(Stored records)

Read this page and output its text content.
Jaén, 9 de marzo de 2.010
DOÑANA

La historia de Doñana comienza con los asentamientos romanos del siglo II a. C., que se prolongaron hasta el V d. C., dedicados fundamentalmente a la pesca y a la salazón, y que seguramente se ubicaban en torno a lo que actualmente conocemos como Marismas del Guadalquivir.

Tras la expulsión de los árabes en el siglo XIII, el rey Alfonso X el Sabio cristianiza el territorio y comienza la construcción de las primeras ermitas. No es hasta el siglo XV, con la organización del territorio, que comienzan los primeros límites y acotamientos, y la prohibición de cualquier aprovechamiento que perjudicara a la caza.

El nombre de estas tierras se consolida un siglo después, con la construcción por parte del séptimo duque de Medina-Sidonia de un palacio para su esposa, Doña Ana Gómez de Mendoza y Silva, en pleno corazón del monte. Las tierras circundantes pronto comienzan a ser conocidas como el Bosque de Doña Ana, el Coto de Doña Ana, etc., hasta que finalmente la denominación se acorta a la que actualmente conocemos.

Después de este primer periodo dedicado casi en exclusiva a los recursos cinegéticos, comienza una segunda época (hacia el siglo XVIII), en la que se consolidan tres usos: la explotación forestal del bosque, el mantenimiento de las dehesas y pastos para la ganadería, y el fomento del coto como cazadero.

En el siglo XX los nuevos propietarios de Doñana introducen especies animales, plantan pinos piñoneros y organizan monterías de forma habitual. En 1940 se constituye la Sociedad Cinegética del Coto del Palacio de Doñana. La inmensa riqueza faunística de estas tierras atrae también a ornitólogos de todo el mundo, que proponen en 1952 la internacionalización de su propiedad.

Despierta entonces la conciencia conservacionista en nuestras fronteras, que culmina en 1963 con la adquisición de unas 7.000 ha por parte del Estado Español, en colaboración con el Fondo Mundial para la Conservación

What the task asks:
Please set down the whole listing above without altering a single line.

Exercise result:
Read this page and output its text content.
Jaén, 9 de marzo de 2.010
DOÑANA

La historia de Doñana comienza con los asentamientos romanos del siglo II a. C., que se prolongaron hasta el V d. C., dedicados fundamentalmente a la pesca y a la salazón, y que seguramente se ubicaban en torno a lo que actualmente conocemos como Marismas del Guadalquivir.

Tras la expulsión de los árabes en el siglo XIII, el rey Alfonso X el Sabio cristianiza el territorio y comienza la construcción de las primeras ermitas. No es hasta el siglo XV, con la organización del territorio, que comienzan los primeros límites y acotamientos, y la prohibición de cualquier aprovechamiento que perjudicara a la caza.

El nombre de estas tierras se consolida un siglo después, con la construcción por parte del séptimo duque de Medina-Sidonia de un palacio para su esposa, Doña Ana Gómez de Mendoza y Silva, en pleno corazón del monte. Las tierras circundantes pronto comienzan a ser conocidas como el Bosque de Doña Ana, el Coto de Doña Ana, etc., hasta que finalmente la denominación se acorta a la que actualmente conocemos.

Después de este primer periodo dedicado casi en exclusiva a los recursos cinegéticos, comienza una segunda época (hacia el siglo XVIII), en la que se consolidan tres usos: la explotación forestal del bosque, el mantenimiento de las dehesas y pastos para la ganadería, y el fomento del coto como cazadero.

En el siglo XX los nuevos propietarios de Doñana introducen especies animales, plantan pinos piñoneros y organizan monterías de forma habitual. En 1940 se constituye la Sociedad Cinegética del Coto del Palacio de Doñana. La inmensa riqueza faunística de estas tierras atrae también a ornitólogos de todo el mundo, que proponen en 1952 la internacionalización de su propiedad.

Despierta entonces la conciencia conservacionista en nuestras fronteras, que culmina en 1963 con la adquisición de unas 7.000 ha por parte del Estado Español, en colaboración con el Fondo Mundial para la Conservación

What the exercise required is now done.